## WHAT THE TASK REQUIRES
Would you transcribe all of the data exactly, down to the last character?

## INPUT DATA
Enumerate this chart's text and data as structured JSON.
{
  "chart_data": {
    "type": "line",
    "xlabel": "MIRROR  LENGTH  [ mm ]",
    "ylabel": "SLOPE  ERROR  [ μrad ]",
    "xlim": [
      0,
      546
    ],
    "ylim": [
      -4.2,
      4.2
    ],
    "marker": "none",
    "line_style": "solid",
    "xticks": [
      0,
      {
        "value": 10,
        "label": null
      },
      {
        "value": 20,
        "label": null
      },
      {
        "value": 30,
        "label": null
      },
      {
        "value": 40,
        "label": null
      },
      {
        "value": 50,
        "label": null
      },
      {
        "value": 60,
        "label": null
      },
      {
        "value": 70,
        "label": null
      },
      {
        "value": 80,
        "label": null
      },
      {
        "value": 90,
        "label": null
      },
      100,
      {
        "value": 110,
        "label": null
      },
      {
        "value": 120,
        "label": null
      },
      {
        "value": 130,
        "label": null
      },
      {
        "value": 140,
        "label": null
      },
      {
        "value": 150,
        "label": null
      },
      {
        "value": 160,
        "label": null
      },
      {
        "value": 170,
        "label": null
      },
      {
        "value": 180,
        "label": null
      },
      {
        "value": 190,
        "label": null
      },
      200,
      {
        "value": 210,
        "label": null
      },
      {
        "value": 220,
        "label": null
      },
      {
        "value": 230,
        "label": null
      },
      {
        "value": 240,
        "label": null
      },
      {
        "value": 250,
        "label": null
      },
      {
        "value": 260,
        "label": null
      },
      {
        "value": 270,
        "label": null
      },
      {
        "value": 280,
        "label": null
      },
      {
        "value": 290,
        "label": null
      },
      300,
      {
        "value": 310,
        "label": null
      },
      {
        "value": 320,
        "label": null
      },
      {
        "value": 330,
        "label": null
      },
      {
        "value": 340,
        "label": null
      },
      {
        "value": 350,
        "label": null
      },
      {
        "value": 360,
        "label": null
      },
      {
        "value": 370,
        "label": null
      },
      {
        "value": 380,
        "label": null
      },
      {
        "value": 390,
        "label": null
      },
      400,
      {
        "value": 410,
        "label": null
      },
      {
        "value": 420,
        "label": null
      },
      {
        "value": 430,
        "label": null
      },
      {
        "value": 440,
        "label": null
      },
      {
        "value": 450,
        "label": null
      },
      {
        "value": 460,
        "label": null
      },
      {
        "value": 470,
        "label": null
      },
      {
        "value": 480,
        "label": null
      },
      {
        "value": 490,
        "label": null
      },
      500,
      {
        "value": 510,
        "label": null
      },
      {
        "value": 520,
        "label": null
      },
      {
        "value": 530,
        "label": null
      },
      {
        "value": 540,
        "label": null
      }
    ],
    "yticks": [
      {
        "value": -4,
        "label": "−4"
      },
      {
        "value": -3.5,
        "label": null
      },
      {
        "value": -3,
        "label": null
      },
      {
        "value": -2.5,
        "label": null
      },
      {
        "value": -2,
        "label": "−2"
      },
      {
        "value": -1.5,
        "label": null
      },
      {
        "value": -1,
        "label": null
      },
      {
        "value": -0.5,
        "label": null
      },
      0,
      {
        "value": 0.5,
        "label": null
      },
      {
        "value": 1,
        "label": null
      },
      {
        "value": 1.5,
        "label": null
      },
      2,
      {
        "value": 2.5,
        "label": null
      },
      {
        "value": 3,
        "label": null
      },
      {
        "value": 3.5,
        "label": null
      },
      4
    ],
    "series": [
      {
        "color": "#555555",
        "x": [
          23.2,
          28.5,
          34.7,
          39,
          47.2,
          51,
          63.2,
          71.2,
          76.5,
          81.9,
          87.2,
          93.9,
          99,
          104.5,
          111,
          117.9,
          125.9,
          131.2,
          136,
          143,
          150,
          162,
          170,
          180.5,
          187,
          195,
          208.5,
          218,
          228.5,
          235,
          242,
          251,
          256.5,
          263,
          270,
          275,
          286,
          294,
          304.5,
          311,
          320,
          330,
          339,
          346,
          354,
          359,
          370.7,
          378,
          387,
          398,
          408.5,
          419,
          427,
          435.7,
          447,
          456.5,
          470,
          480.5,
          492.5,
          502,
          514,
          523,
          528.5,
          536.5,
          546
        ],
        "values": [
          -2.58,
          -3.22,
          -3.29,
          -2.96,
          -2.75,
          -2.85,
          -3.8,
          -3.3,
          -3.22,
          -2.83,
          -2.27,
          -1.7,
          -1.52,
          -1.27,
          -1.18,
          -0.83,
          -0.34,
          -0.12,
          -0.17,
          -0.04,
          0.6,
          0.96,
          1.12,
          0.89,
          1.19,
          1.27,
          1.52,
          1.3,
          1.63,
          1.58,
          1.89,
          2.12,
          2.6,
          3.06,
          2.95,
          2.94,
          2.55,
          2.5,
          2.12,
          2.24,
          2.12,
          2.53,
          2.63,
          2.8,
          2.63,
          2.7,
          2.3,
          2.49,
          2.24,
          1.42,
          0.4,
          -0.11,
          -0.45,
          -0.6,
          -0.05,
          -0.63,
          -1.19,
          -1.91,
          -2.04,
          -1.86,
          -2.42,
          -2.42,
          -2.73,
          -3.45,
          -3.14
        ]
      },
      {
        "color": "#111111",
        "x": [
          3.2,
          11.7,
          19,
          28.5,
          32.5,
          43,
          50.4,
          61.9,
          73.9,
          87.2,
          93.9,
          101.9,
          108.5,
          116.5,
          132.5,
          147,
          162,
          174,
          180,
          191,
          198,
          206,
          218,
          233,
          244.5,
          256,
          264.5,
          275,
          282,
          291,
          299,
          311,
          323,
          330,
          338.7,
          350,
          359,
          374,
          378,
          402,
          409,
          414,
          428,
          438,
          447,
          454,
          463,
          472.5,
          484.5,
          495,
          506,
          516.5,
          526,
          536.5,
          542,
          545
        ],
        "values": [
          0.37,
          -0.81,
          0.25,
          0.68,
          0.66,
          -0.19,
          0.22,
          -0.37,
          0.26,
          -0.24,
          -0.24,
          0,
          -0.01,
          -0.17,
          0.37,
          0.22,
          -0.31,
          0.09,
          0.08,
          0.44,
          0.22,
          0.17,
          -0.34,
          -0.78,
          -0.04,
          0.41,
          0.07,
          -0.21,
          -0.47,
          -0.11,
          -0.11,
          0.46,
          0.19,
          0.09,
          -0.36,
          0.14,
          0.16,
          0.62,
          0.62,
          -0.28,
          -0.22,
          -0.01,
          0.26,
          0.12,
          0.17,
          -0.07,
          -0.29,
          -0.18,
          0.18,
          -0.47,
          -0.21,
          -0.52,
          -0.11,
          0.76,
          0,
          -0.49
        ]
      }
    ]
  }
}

## THE COMPLETED TASK
Enumerate this chart's text and data as structured JSON.
{
  "chart_data": {
    "type": "line",
    "xlabel": "MIRROR  LENGTH  [ mm ]",
    "ylabel": "SLOPE  ERROR  [ μrad ]",
    "xlim": [
      0,
      546
    ],
    "ylim": [
      -4.2,
      4.2
    ],
    "marker": "none",
    "line_style": "solid",
    "xticks": [
      0,
      {
        "value": 10,
        "label": null
      },
      {
        "value": 20,
        "label": null
      },
      {
        "value": 30,
        "label": null
      },
      {
        "value": 40,
        "label": null
      },
      {
        "value": 50,
        "label": null
      },
      {
        "value": 60,
        "label": null
      },
      {
        "value": 70,
        "label": null
      },
      {
        "value": 80,
        "label": null
      },
      {
        "value": 90,
        "label": null
      },
      100,
      {
        "value": 110,
        "label": null
      },
      {
        "value": 120,
        "label": null
      },
      {
        "value": 130,
        "label": null
      },
      {
        "value": 140,
        "label": null
      },
      {
        "value": 150,
        "label": null
      },
      {
        "value": 160,
        "label": null
      },
      {
        "value": 170,
        "label": null
      },
      {
        "value": 180,
        "label": null
      },
      {
        "value": 190,
        "label": null
      },
      200,
      {
        "value": 210,
        "label": null
      },
      {
        "value": 220,
        "label": null
      },
      {
        "value": 230,
        "label": null
      },
      {
        "value": 240,
        "label": null
      },
      {
        "value": 250,
        "label": null
      },
      {
        "value": 260,
        "label": null
      },
      {
        "value": 270,
        "label": null
      },
      {
        "value": 280,
        "label": null
      },
      {
        "value": 290,
        "label": null
      },
      300,
      {
        "value": 310,
        "label": null
      },
      {
        "value": 320,
        "label": null
      },
      {
        "value": 330,
        "label": null
      },
      {
        "value": 340,
        "label": null
      },
      {
        "value": 350,
        "label": null
      },
      {
        "value": 360,
        "label": null
      },
      {
        "value": 370,
        "label": null
      },
      {
        "value": 380,
        "label": null
      },
      {
        "value": 390,
        "label": null
      },
      400,
      {
        "value": 410,
        "label": null
      },
      {
        "value": 420,
        "label": null
      },
      {
        "value": 430,
        "label": null
      },
      {
        "value": 440,
        "label": null
      },
      {
        "value": 450,
        "label": null
      },
      {
        "value": 460,
        "label": null
      },
      {
        "value": 470,
        "label": null
      },
      {
        "value": 480,
        "label": null
      },
      {
        "value": 490,
        "label": null
      },
      500,
      {
        "value": 510,
        "label": null
      },
      {
        "value": 520,
        "label": null
      },
      {
        "value": 530,
        "label": null
      },
      {
        "value": 540,
        "label": null
      }
    ],
    "yticks": [
      {
        "value": -4,
        "label": "−4"
      },
      {
        "value": -3.5,
        "label": null
      },
      {
        "value": -3,
        "label": null
      },
      {
        "value": -2.5,
        "label": null
      },
      {
        "value": -2,
        "label": "−2"
      },
      {
        "value": -1.5,
        "label": null
      },
      {
        "value": -1,
        "label": null
      },
      {
        "value": -0.5,
        "label": null
      },
      0,
      {
        "value": 0.5,
        "label": null
      },
      {
        "value": 1,
        "label": null
      },
      {
        "value": 1.5,
        "label": null
      },
      2,
      {
        "value": 2.5,
        "label": null
      },
      {
        "value": 3,
        "label": null
      },
      {
        "value": 3.5,
        "label": null
      },
      4
    ],
    "series": [
      {
        "color": "#555555",
        "x": [
          23.2,
          28.5,
          34.7,
          39,
          47.2,
          51,
          63.2,
          71.2,
          76.5,
          81.9,
          87.2,
          93.9,
          99,
          104.5,
          111,
          117.9,
          125.9,
          131.2,
          136,
          143,
          150,
          162,
          170,
          180.5,
          187,
          195,
          208.5,
          218,
          228.5,
          235,
          242,
          251,
          256.5,
          263,
          270,
          275,
          286,
          294,
          304.5,
          311,
          320,
          330,
          339,
          346,
          354,
          359,
          370.7,
          378,
          387,
          398,
          408.5,
          419,
          427,
          435.7,
          447,
          456.5,
          470,
          480.5,
          492.5,
          502,
          514,
          523,
          528.5,
          536.5,
          546
        ],
        "values": [
          -2.58,
          -3.22,
          -3.29,
          -2.96,
          -2.75,
          -2.85,
          -3.8,
          -3.3,
          -3.22,
          -2.83,
          -2.27,
          -1.7,
          -1.52,
          -1.27,
          -1.18,
          -0.83,
          -0.34,
          -0.12,
          -0.17,
          -0.04,
          0.6,
          0.96,
          1.12,
          0.89,
          1.19,
          1.27,
          1.52,
          1.3,
          1.63,
          1.58,
          1.89,
          2.12,
          2.6,
          3.06,
          2.95,
          2.94,
          2.55,
          2.5,
          2.12,
          2.24,
          2.12,
          2.53,
          2.63,
          2.8,
          2.63,
          2.7,
          2.3,
          2.49,
          2.24,
          1.42,
          0.4,
          -0.11,
          -0.45,
          -0.6,
          -0.05,
          -0.63,
          -1.19,
          -1.91,
          -2.04,
          -1.86,
          -2.42,
          -2.42,
          -2.73,
          -3.45,
          -3.14
        ]
      },
      {
        "color": "#111111",
        "x": [
          3.2,
          11.7,
          19,
          28.5,
          32.5,
          43,
          50.4,
          61.9,
          73.9,
          87.2,
          93.9,
          101.9,
          108.5,
          116.5,
          132.5,
          147,
          162,
          174,
          180,
          191,
          198,
          206,
          218,
          233,
          244.5,
          256,
          264.5,
          275,
          282,
          291,
          299,
          311,
          323,
          330,
          338.7,
          350,
          359,
          374,
          378,
          402,
          409,
          414,
          428,
          438,
          447,
          454,
          463,
          472.5,
          484.5,
          495,
          506,
          516.5,
          526,
          536.5,
          542,
          545
        ],
        "values": [
          0.37,
          -0.81,
          0.25,
          0.68,
          0.66,
          -0.19,
          0.22,
          -0.37,
          0.26,
          -0.24,
          -0.24,
          0,
          -0.01,
          -0.17,
          0.37,
          0.22,
          -0.31,
          0.09,
          0.08,
          0.44,
          0.22,
          0.17,
          -0.34,
          -0.78,
          -0.04,
          0.41,
          0.07,
          -0.21,
          -0.47,
          -0.11,
          -0.11,
          0.46,
          0.19,
          0.09,
          -0.36,
          0.14,
          0.16,
          0.62,
          0.62,
          -0.28,
          -0.22,
          -0.01,
          0.26,
          0.12,
          0.17,
          -0.07,
          -0.29,
          -0.18,
          0.18,
          -0.47,
          -0.21,
          -0.52,
          -0.11,
          0.76,
          0,
          -0.49
        ]
      }
    ]
  }
}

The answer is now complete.